— Begin —

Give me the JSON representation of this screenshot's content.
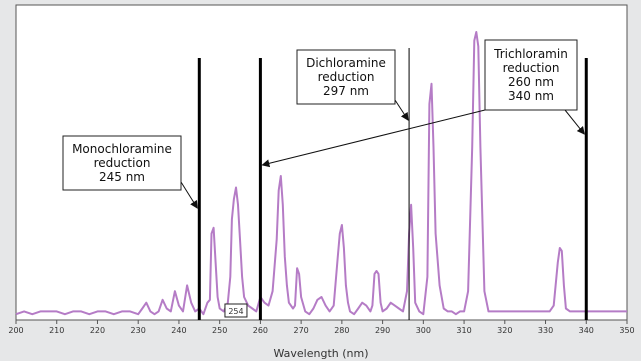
{
  "chart_data": {
    "type": "line",
    "title": "",
    "xlabel": "Wavelength (nm)",
    "ylabel": "",
    "xlim": [
      200,
      350
    ],
    "ylim": [
      0,
      100
    ],
    "grid": false,
    "xticks": [
      200,
      210,
      220,
      230,
      240,
      250,
      260,
      270,
      280,
      290,
      300,
      310,
      320,
      330,
      340,
      350
    ],
    "series": [
      {
        "name": "",
        "color": "#b57cc6",
        "x": [
          200,
          202,
          204,
          206,
          208,
          210,
          212,
          214,
          216,
          218,
          220,
          222,
          224,
          226,
          228,
          230,
          231,
          232,
          233,
          234,
          235,
          236,
          237,
          238,
          239,
          240,
          241,
          242,
          243,
          244,
          245,
          246,
          247,
          247.6,
          248,
          248.5,
          249,
          249.5,
          250,
          251,
          252,
          252.6,
          253,
          253.5,
          254,
          254.5,
          255,
          255.5,
          256,
          257,
          258,
          259,
          260,
          261,
          262,
          263,
          264,
          264.5,
          265,
          265.5,
          266,
          266.5,
          267,
          268,
          268.5,
          269,
          269.5,
          270,
          271,
          272,
          273,
          274,
          275,
          276,
          277,
          278,
          279,
          279.5,
          280,
          280.5,
          281,
          281.5,
          282,
          283,
          284,
          285,
          286,
          287,
          287.5,
          288,
          288.5,
          289,
          289.5,
          290,
          291,
          292,
          293,
          294,
          295,
          296,
          296.5,
          297,
          297.5,
          298,
          299,
          300,
          301,
          301.5,
          302,
          302.5,
          303,
          304,
          305,
          306,
          307,
          308,
          309,
          310,
          311,
          312,
          312.5,
          313,
          313.5,
          314,
          315,
          316,
          317,
          318,
          320,
          322,
          324,
          326,
          328,
          330,
          331,
          332,
          333,
          333.5,
          334,
          334.5,
          335,
          336,
          337,
          338,
          339,
          340,
          342,
          344,
          346,
          348,
          350
        ],
        "values": [
          2,
          3,
          2,
          3,
          3,
          3,
          2,
          3,
          3,
          2,
          3,
          3,
          2,
          3,
          3,
          2,
          4,
          6,
          3,
          2,
          3,
          7,
          4,
          3,
          10,
          5,
          3,
          12,
          6,
          3,
          4,
          2,
          6,
          7,
          30,
          32,
          20,
          8,
          4,
          3,
          6,
          15,
          35,
          42,
          46,
          40,
          28,
          15,
          8,
          5,
          4,
          3,
          8,
          6,
          5,
          10,
          28,
          45,
          50,
          40,
          22,
          12,
          6,
          4,
          5,
          18,
          16,
          8,
          3,
          2,
          4,
          7,
          8,
          5,
          3,
          5,
          22,
          30,
          33,
          25,
          12,
          6,
          3,
          2,
          4,
          6,
          5,
          3,
          5,
          16,
          17,
          16,
          6,
          3,
          4,
          6,
          5,
          4,
          3,
          10,
          30,
          40,
          25,
          6,
          3,
          2,
          15,
          75,
          82,
          60,
          30,
          12,
          4,
          3,
          3,
          2,
          3,
          3,
          10,
          60,
          97,
          100,
          95,
          60,
          10,
          3,
          3,
          3,
          3,
          3,
          3,
          3,
          3,
          3,
          3,
          5,
          20,
          25,
          24,
          12,
          4,
          3,
          3,
          3,
          3,
          3,
          3,
          3,
          3,
          3,
          3
        ]
      }
    ],
    "reference_lines": [
      {
        "x": 245,
        "weight": "thick"
      },
      {
        "x": 260,
        "weight": "thick"
      },
      {
        "x": 296.5,
        "weight": "thin"
      },
      {
        "x": 340,
        "weight": "thick"
      }
    ],
    "annotations": [
      {
        "id": "mono",
        "lines": [
          "Monochloramine",
          "reduction",
          "245 nm"
        ],
        "arrow_to_line": 0
      },
      {
        "id": "di",
        "lines": [
          "Dichloramine",
          "reduction",
          "297 nm"
        ],
        "arrow_to_line": 2
      },
      {
        "id": "tri",
        "lines": [
          "Trichloramin",
          "reduction",
          "260 nm",
          "340 nm"
        ],
        "arrow_to_lines": [
          1,
          3
        ]
      }
    ],
    "marker": {
      "x": 254,
      "label": "254"
    }
  }
}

— End —

Work required. Write out all the entries again, word for word, and print no images.

Solved problem.
Give me the JSON representation of this screenshot's content.
{
  "chart_data": {
    "type": "line",
    "title": "",
    "xlabel": "Wavelength (nm)",
    "ylabel": "",
    "xlim": [
      200,
      350
    ],
    "ylim": [
      0,
      100
    ],
    "grid": false,
    "xticks": [
      200,
      210,
      220,
      230,
      240,
      250,
      260,
      270,
      280,
      290,
      300,
      310,
      320,
      330,
      340,
      350
    ],
    "series": [
      {
        "name": "",
        "color": "#b57cc6",
        "x": [
          200,
          202,
          204,
          206,
          208,
          210,
          212,
          214,
          216,
          218,
          220,
          222,
          224,
          226,
          228,
          230,
          231,
          232,
          233,
          234,
          235,
          236,
          237,
          238,
          239,
          240,
          241,
          242,
          243,
          244,
          245,
          246,
          247,
          247.6,
          248,
          248.5,
          249,
          249.5,
          250,
          251,
          252,
          252.6,
          253,
          253.5,
          254,
          254.5,
          255,
          255.5,
          256,
          257,
          258,
          259,
          260,
          261,
          262,
          263,
          264,
          264.5,
          265,
          265.5,
          266,
          266.5,
          267,
          268,
          268.5,
          269,
          269.5,
          270,
          271,
          272,
          273,
          274,
          275,
          276,
          277,
          278,
          279,
          279.5,
          280,
          280.5,
          281,
          281.5,
          282,
          283,
          284,
          285,
          286,
          287,
          287.5,
          288,
          288.5,
          289,
          289.5,
          290,
          291,
          292,
          293,
          294,
          295,
          296,
          296.5,
          297,
          297.5,
          298,
          299,
          300,
          301,
          301.5,
          302,
          302.5,
          303,
          304,
          305,
          306,
          307,
          308,
          309,
          310,
          311,
          312,
          312.5,
          313,
          313.5,
          314,
          315,
          316,
          317,
          318,
          320,
          322,
          324,
          326,
          328,
          330,
          331,
          332,
          333,
          333.5,
          334,
          334.5,
          335,
          336,
          337,
          338,
          339,
          340,
          342,
          344,
          346,
          348,
          350
        ],
        "values": [
          2,
          3,
          2,
          3,
          3,
          3,
          2,
          3,
          3,
          2,
          3,
          3,
          2,
          3,
          3,
          2,
          4,
          6,
          3,
          2,
          3,
          7,
          4,
          3,
          10,
          5,
          3,
          12,
          6,
          3,
          4,
          2,
          6,
          7,
          30,
          32,
          20,
          8,
          4,
          3,
          6,
          15,
          35,
          42,
          46,
          40,
          28,
          15,
          8,
          5,
          4,
          3,
          8,
          6,
          5,
          10,
          28,
          45,
          50,
          40,
          22,
          12,
          6,
          4,
          5,
          18,
          16,
          8,
          3,
          2,
          4,
          7,
          8,
          5,
          3,
          5,
          22,
          30,
          33,
          25,
          12,
          6,
          3,
          2,
          4,
          6,
          5,
          3,
          5,
          16,
          17,
          16,
          6,
          3,
          4,
          6,
          5,
          4,
          3,
          10,
          30,
          40,
          25,
          6,
          3,
          2,
          15,
          75,
          82,
          60,
          30,
          12,
          4,
          3,
          3,
          2,
          3,
          3,
          10,
          60,
          97,
          100,
          95,
          60,
          10,
          3,
          3,
          3,
          3,
          3,
          3,
          3,
          3,
          3,
          3,
          5,
          20,
          25,
          24,
          12,
          4,
          3,
          3,
          3,
          3,
          3,
          3,
          3,
          3,
          3,
          3
        ]
      }
    ],
    "reference_lines": [
      {
        "x": 245,
        "weight": "thick"
      },
      {
        "x": 260,
        "weight": "thick"
      },
      {
        "x": 296.5,
        "weight": "thin"
      },
      {
        "x": 340,
        "weight": "thick"
      }
    ],
    "annotations": [
      {
        "id": "mono",
        "lines": [
          "Monochloramine",
          "reduction",
          "245 nm"
        ],
        "arrow_to_line": 0
      },
      {
        "id": "di",
        "lines": [
          "Dichloramine",
          "reduction",
          "297 nm"
        ],
        "arrow_to_line": 2
      },
      {
        "id": "tri",
        "lines": [
          "Trichloramin",
          "reduction",
          "260 nm",
          "340 nm"
        ],
        "arrow_to_lines": [
          1,
          3
        ]
      }
    ],
    "marker": {
      "x": 254,
      "label": "254"
    }
  }
}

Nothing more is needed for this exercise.